* [Short task]:
Give only the number of lines in these records that contain the word "spices".

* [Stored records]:
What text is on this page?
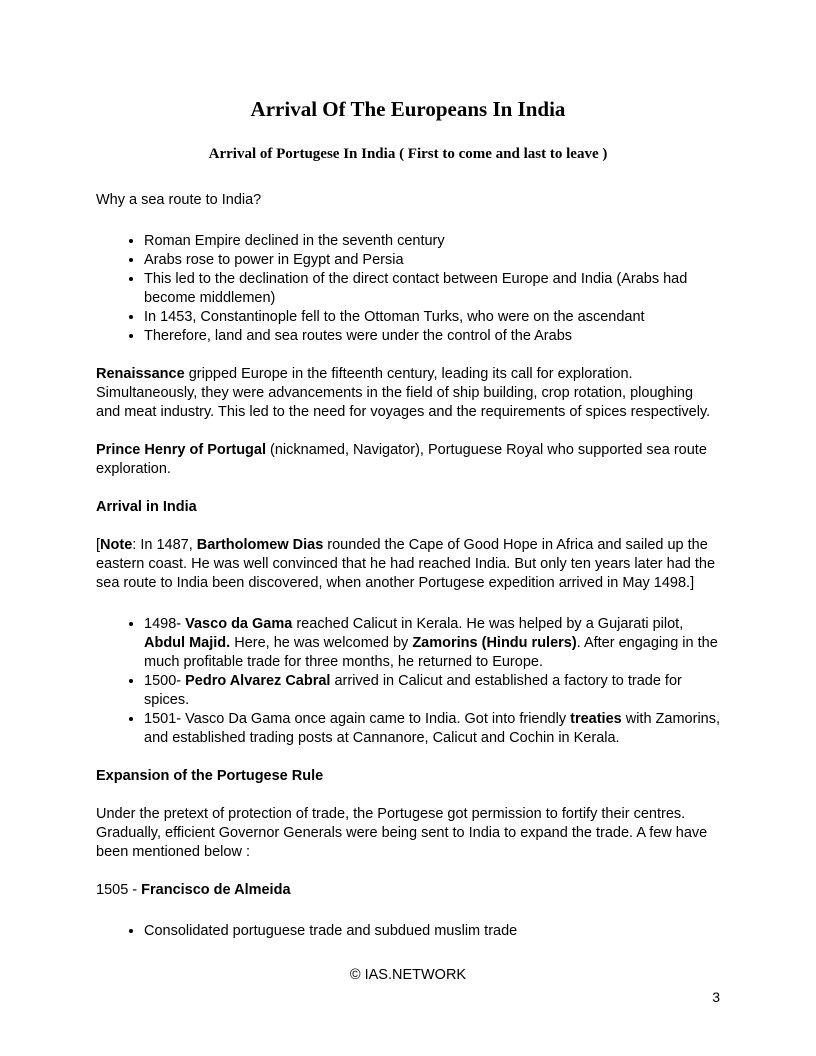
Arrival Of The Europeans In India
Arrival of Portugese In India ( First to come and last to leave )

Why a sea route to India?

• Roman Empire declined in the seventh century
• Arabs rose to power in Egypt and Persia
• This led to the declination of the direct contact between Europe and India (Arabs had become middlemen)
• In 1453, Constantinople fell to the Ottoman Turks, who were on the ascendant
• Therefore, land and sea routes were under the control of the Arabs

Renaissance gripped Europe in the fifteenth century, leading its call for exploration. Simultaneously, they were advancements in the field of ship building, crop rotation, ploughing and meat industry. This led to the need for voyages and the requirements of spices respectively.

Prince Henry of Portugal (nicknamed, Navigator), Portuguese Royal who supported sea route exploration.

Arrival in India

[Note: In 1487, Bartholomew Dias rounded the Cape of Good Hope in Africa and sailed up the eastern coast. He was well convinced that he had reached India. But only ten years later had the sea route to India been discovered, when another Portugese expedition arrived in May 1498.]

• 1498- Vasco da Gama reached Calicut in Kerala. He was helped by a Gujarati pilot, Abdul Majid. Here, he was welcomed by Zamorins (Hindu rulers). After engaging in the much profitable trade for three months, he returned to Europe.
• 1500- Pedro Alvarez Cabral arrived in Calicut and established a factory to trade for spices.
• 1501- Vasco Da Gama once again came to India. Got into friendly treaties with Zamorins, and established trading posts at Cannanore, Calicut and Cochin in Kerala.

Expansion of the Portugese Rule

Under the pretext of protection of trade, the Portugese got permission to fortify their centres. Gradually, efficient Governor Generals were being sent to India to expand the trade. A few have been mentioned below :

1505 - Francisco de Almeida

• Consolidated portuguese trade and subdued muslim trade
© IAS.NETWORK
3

* [Result of the task]:
2